'''

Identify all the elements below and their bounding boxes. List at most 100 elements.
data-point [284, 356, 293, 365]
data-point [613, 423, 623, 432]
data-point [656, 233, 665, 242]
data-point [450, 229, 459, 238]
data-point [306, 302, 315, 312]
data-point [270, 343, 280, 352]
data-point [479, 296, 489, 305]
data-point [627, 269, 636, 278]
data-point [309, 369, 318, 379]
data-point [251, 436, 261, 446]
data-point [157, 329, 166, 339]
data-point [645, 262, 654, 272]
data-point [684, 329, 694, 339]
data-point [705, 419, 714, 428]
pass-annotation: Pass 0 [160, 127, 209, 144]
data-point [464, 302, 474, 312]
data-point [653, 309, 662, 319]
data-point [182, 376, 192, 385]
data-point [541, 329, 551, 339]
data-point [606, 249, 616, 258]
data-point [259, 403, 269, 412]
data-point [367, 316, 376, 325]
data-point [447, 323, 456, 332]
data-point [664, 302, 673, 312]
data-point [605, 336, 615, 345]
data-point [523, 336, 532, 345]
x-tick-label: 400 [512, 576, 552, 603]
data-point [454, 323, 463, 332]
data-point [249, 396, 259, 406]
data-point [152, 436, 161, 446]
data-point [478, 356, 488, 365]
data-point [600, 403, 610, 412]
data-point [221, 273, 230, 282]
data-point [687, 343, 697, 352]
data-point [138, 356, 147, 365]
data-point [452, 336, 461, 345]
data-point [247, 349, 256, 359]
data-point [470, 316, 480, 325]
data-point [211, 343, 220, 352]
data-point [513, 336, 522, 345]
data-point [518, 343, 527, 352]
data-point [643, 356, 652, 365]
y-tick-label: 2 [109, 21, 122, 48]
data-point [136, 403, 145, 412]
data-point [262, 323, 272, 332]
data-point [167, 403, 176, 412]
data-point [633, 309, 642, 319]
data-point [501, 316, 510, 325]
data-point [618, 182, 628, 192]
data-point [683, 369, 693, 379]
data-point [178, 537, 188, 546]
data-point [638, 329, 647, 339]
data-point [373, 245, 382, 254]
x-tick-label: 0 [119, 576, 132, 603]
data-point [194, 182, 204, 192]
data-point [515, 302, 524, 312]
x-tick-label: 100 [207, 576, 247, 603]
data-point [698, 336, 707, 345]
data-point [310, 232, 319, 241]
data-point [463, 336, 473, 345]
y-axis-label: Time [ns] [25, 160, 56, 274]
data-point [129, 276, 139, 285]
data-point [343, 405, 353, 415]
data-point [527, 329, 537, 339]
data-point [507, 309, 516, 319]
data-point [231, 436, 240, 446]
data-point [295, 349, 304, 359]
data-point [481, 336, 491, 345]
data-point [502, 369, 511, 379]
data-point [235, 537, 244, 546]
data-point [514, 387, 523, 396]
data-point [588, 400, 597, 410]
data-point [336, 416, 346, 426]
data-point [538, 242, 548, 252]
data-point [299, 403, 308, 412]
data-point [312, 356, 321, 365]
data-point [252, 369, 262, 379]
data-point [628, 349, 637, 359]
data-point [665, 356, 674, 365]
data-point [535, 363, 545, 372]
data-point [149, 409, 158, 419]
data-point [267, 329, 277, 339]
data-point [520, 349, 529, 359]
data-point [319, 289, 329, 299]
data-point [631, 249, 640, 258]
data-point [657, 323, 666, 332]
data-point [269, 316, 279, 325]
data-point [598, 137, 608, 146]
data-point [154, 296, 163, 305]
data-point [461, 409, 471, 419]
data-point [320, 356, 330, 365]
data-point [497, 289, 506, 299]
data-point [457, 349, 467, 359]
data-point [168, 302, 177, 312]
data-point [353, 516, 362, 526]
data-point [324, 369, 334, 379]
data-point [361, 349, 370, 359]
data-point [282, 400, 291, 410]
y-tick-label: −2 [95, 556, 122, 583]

'''

- _WHAT YOU WILL DO_: Please copy the records, starting at the beginning and ending at the line that contains "data-point [541, 329, 551, 339]", and swap "bounding boxes" for "coordinates" while leaving everything else unchanged.

- _THE ANSWER_:
Identify all the elements below and their coordinates. List at most 100 elements.
data-point [284, 356, 293, 365]
data-point [613, 423, 623, 432]
data-point [656, 233, 665, 242]
data-point [450, 229, 459, 238]
data-point [306, 302, 315, 312]
data-point [270, 343, 280, 352]
data-point [479, 296, 489, 305]
data-point [627, 269, 636, 278]
data-point [309, 369, 318, 379]
data-point [251, 436, 261, 446]
data-point [157, 329, 166, 339]
data-point [645, 262, 654, 272]
data-point [684, 329, 694, 339]
data-point [705, 419, 714, 428]
pass-annotation: Pass 0 [160, 127, 209, 144]
data-point [464, 302, 474, 312]
data-point [653, 309, 662, 319]
data-point [182, 376, 192, 385]
data-point [541, 329, 551, 339]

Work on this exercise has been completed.